>> begin TEXT

You asked (griped, whined, hollered) — we heard. Here’s a few questions that have come my way:

1. Which books are eligible?
Any children’s or YA book published in English in 2006, including translated and bilingual books.

2. How do I nominate a book?
Type them into the comments section under each category. Categories are listed to your right, or scroll down through previous posts.

3. How many books can I nominate?
No more than one in a category. If you list a bunch, we’ll email you and ask you to pick your favorite.

4. What if I don’t know which category it belongs in?
Make your best guess. If you’re mistaken, the organizers will forward it to the right category.

5. If a book gets more than one nomination, does that help its chances?
Sorry, no.

6. Will the panelists really be reading all the books?
The organizers have agreed that every book must be read by at least two panelists (there are five people on a panel).  If both people think it’s a strong contender, the others are urged to read it too.

7. How will the panelists get all the books? Do they have to hunt them down?
Publishers are stepping forward to offer review copies to panelists. All of the organizers are making lists of which panelists need what books to make that easier. There’s also a service called Reviewers Checklist that many of us use to get review copies. Failing all that, there’s always the public library.

From what I’m hearing from volunteers, everyone is eager to start reading. In particular, we want to make sure smaller publishers that lack the big advertising bucks get their fair shake.

8. What about books published in November or December, after the nominations close?
Many of those books will carry a 2007 copyright and will therefore be eligible for next year’s Cybils. If they have a 2006 copyright, the author or publisher should nominate the book and send galleys or an advanced review copy to the panelists so it can still be considered this year. Also, books published last November or December with a 2006 copyright are eligible for the current Cybils award.

9. How do I get in touch with one of the category organizers?

>> end TEXT

### INSTRUCTIONS TO FOLLOW
Please carry on the Cybils nominations FAQ above from the point where it stops, starting right after its final line.

>> begin INFORMATION SUPPLIED

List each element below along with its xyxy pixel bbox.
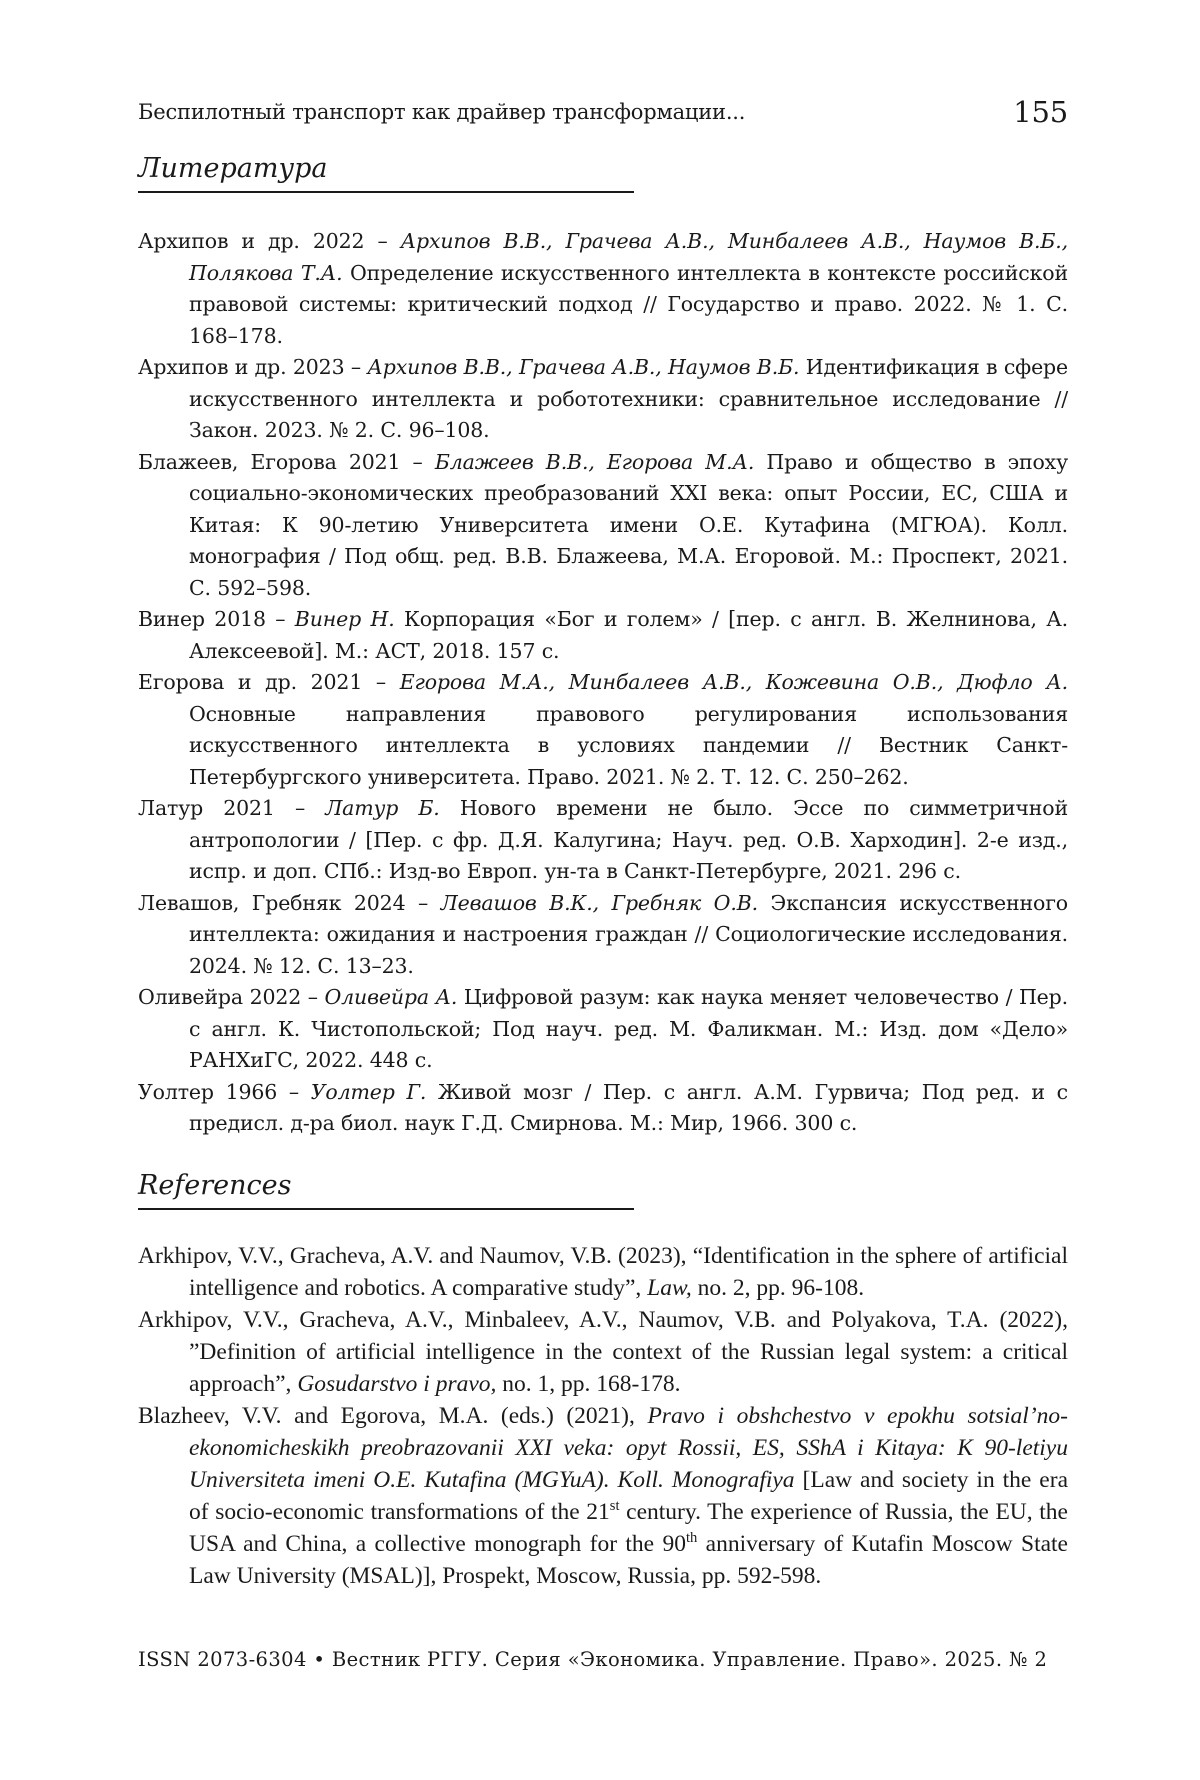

>> end INFORMATION SUPPLIED

### TASK RESULT
All the organizers are listed on the upper left. Click on their names and it takes you to their blogs, where you’ll find their contact information. I know that’s the long way around, but these folks don’t want spammers finding them too easily.

10. What’s with the Amazon and BlogAds?
Oh, hello, your friendly Web mistress is a stay-at-home Mom, which is how I have the time to do this. Clicking on the Amazon ad and buying a book puts a teensy commission in my pocket. Not enough to avoid having to go back to work soon, but enough to cover the costs of running the contest: mostly the domain name and some extra bandwidth. If there’s financial support for it, I think the winners would appreciate a plaque or trophy.

11. Did you pick those books for the Amazon ads?
No, they are randomly generated by Amazon. 

 

More questions? Problems? Gripes? We want the Cybils to be as transparent as possible. Email me at anne (at) bookbuds (dot) net.

–Anne Levy, Web Mistress

Anne LevyFAQs

Comments 7

  1. Lillian Hecker

    I recommend Viva La Paris by Esme Raji Codell. This is the companion novel to Sahara Special, another great book for middle school.
    “Sometimes people become our enemies not because they are so different, but because there is something in them that is so much the same, it hurts us to look at it.”
    Fifth grader Paris and Tanaeje have been spoiling for a fight all through the year and finally they go at it. Tanaeje has been beating on Michael, Paris’s older brother, for no discernible reason. Instead of popping her one, Michael has adopted a Gandhi approach which makes Paris furious.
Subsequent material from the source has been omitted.